## [WHAT THE EXERCISE ASKS]
Examine the records and identify each line that includes the string "climatology". Copy those lines.

## [AVAILABLE DATA]
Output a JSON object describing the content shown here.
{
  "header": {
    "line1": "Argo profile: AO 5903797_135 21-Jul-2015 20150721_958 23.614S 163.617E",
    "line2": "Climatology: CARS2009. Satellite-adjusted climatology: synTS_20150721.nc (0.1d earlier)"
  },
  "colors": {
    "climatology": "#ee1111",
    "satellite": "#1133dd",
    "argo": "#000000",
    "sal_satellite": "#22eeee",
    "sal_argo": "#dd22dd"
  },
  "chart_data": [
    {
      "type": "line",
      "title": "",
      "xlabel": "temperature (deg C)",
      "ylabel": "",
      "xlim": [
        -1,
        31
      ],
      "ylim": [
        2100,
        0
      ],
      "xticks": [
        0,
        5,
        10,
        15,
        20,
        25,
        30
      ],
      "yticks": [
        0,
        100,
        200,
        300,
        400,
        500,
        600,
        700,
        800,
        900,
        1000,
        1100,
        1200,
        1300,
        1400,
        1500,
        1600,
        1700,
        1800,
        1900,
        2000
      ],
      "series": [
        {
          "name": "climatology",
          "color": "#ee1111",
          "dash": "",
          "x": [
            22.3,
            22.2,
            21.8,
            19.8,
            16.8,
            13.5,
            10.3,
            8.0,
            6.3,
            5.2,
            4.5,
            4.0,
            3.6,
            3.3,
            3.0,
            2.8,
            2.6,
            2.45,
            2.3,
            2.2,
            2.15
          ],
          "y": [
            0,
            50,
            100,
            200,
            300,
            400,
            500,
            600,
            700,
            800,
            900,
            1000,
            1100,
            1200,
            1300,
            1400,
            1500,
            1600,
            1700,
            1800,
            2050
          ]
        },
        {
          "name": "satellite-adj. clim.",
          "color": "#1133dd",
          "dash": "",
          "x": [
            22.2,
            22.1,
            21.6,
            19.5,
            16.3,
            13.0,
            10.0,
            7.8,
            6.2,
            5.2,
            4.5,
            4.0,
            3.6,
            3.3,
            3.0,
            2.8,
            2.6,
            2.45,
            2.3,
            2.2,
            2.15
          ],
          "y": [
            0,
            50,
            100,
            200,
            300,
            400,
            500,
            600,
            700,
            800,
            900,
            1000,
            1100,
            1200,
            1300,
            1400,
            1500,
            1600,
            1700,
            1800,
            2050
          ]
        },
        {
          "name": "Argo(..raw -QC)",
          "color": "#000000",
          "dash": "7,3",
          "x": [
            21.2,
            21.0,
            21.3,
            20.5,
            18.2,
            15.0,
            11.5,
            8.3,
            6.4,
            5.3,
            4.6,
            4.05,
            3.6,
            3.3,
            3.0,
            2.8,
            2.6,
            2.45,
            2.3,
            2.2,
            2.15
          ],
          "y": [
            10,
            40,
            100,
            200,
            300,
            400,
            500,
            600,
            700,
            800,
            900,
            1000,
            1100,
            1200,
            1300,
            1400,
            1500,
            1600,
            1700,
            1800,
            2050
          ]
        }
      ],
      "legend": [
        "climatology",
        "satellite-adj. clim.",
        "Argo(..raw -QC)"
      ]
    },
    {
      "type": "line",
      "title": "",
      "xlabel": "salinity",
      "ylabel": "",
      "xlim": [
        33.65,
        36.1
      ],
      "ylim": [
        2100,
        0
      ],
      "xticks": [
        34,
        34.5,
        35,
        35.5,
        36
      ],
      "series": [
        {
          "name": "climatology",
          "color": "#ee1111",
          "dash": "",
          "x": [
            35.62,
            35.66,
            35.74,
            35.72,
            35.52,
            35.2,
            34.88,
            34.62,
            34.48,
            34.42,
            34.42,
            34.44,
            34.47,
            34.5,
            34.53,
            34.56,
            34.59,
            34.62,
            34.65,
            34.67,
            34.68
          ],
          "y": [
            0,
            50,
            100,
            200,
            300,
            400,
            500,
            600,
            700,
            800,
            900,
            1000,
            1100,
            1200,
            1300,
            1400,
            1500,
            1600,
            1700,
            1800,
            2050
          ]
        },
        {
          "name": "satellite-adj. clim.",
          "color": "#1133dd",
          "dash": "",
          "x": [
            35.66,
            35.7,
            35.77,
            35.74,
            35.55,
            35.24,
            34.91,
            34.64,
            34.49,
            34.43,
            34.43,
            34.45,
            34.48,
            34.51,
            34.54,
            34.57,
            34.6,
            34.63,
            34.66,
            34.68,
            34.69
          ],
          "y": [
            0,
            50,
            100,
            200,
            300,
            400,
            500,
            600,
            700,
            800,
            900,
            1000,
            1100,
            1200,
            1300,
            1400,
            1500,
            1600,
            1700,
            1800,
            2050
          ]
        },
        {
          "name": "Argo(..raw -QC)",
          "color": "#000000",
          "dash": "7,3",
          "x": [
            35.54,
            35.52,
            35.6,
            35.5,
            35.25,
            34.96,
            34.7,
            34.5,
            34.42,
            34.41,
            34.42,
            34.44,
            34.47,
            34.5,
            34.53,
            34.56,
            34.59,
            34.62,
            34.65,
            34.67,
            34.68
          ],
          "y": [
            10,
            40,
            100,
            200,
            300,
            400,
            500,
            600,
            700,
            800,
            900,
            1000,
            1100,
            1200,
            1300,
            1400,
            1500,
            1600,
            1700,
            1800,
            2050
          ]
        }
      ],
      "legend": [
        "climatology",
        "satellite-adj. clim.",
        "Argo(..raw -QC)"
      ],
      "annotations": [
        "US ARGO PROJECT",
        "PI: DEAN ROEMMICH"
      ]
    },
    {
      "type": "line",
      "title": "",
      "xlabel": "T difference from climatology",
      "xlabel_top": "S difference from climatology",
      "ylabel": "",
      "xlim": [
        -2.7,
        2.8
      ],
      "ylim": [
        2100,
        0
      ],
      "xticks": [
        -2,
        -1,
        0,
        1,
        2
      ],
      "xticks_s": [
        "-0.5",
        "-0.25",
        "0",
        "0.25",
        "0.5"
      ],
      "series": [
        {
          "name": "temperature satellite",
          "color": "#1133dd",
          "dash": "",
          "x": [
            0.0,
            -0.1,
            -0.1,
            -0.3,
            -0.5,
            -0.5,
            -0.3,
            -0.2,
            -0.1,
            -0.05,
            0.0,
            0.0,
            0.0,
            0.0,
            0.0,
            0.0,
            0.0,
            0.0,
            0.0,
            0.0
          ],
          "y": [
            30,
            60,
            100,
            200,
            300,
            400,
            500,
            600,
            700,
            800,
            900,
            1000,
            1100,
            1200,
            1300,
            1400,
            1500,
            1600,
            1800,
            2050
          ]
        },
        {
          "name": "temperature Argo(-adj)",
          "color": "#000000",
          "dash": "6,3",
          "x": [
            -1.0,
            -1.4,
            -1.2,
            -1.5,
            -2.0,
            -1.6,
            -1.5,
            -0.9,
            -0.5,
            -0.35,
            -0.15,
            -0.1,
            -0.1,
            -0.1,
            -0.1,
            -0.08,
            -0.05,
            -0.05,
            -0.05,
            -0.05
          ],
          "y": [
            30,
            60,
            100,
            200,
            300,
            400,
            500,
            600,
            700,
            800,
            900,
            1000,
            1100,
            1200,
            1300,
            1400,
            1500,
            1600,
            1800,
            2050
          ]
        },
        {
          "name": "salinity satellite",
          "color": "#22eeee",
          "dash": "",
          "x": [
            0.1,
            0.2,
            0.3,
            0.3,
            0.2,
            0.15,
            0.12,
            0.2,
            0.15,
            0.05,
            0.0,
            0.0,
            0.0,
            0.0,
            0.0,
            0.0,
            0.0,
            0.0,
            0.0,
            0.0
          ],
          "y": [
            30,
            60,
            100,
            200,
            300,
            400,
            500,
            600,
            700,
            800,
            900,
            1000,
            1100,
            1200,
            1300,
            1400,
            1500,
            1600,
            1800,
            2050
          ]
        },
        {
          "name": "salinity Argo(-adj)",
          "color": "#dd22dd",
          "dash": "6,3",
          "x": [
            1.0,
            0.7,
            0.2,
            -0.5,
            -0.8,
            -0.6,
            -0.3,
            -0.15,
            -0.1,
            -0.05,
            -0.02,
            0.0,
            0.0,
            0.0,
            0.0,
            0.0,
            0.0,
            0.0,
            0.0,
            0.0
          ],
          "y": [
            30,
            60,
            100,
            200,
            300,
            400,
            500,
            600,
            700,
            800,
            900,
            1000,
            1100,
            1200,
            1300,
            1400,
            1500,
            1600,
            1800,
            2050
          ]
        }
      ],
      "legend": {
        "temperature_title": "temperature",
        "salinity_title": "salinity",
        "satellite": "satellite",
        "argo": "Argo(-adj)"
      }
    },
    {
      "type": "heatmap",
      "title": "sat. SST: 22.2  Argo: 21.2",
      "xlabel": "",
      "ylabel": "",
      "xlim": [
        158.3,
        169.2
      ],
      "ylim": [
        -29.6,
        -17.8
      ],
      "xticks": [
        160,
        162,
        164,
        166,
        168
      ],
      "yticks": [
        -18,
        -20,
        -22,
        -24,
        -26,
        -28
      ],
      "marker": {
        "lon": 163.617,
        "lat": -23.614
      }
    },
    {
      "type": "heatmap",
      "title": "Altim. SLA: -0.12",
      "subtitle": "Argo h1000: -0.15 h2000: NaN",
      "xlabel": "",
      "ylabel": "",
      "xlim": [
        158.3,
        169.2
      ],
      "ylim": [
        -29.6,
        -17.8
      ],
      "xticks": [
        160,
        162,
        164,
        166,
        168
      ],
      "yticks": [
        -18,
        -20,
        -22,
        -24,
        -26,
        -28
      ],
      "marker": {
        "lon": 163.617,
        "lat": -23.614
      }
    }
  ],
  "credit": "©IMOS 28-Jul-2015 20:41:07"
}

## [ANSWER TO THIS TASK]
    "line2": "Climatology: CARS2009. Satellite-adjusted climatology: synTS_20150721.nc (0.1d earlier)"
    "climatology": "#ee1111",
          "name": "climatology",
        "climatology",
          "name": "climatology",
        "climatology",
      "xlabel": "T difference from climatology",
      "xlabel_top": "S difference from climatology",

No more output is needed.